**What is expected:** Copy each of the records below line for line, keeping every line exactly as it appears, and omit the pictures from your copy.

* * * * * * * * *

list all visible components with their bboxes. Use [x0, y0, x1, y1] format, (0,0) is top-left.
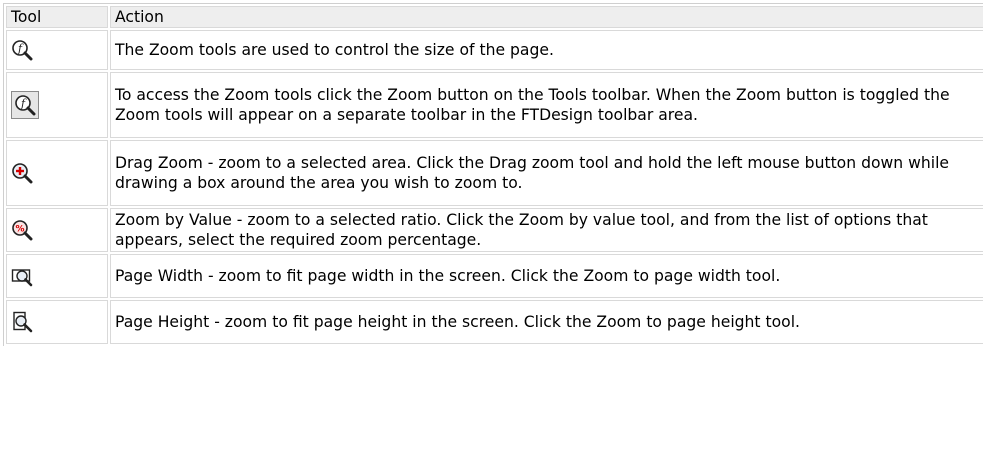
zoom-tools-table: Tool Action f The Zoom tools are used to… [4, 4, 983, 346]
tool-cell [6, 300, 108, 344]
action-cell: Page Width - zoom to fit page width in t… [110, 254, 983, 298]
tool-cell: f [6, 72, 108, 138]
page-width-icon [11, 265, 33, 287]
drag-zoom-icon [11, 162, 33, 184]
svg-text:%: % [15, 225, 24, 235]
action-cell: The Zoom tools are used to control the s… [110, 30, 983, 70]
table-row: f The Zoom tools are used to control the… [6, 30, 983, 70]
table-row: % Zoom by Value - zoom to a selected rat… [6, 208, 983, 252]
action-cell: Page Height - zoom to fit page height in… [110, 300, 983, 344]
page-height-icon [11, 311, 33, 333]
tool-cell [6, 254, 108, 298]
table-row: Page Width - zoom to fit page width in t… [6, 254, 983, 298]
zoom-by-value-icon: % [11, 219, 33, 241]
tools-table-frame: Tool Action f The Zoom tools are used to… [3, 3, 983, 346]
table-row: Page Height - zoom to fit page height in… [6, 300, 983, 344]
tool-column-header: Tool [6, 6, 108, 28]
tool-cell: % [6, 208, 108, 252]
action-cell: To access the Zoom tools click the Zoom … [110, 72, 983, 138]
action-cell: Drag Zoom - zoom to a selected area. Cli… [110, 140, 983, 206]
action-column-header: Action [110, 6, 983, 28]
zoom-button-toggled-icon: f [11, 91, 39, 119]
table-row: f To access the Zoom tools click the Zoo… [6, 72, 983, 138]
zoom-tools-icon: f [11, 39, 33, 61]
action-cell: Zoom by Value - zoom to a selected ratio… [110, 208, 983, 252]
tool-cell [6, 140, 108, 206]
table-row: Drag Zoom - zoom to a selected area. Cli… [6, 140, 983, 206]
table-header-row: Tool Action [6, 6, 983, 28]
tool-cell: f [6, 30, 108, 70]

* * * * * * * * *

**Written solution:**
list all visible components with their bboxes. Use [x0, y0, x1, y1] format, (0,0) is top-left.
zoom-tools-table: Tool Action f The Zoom tools are used to… [4, 4, 983, 346]
tool-cell [6, 300, 108, 344]
action-cell: Page Width - zoom to fit page width in t… [110, 254, 983, 298]
tool-cell: f [6, 72, 108, 138]
page-width-icon [11, 265, 33, 287]
drag-zoom-icon [11, 162, 33, 184]
svg-text:%: % [15, 225, 24, 235]
action-cell: The Zoom tools are used to control the s… [110, 30, 983, 70]
table-row: f The Zoom tools are used to control the… [6, 30, 983, 70]
table-row: % Zoom by Value - zoom to a selected rat… [6, 208, 983, 252]
action-cell: Page Height - zoom to fit page height in… [110, 300, 983, 344]
page-height-icon [11, 311, 33, 333]
tool-cell [6, 254, 108, 298]
table-row: Page Width - zoom to fit page width in t… [6, 254, 983, 298]
zoom-by-value-icon: % [11, 219, 33, 241]
tools-table-frame: Tool Action f The Zoom tools are used to… [3, 3, 983, 346]
table-row: Page Height - zoom to fit page height in… [6, 300, 983, 344]
tool-column-header: Tool [6, 6, 108, 28]
tool-cell: % [6, 208, 108, 252]
action-cell: To access the Zoom tools click the Zoom … [110, 72, 983, 138]
action-cell: Drag Zoom - zoom to a selected area. Cli… [110, 140, 983, 206]
action-column-header: Action [110, 6, 983, 28]
zoom-button-toggled-icon: f [11, 91, 39, 119]
table-row: f To access the Zoom tools click the Zoo… [6, 72, 983, 138]
zoom-tools-icon: f [11, 39, 33, 61]
action-cell: Zoom by Value - zoom to a selected ratio… [110, 208, 983, 252]
tool-cell [6, 140, 108, 206]
table-row: Drag Zoom - zoom to a selected area. Cli… [6, 140, 983, 206]
table-header-row: Tool Action [6, 6, 983, 28]
tool-cell: f [6, 30, 108, 70]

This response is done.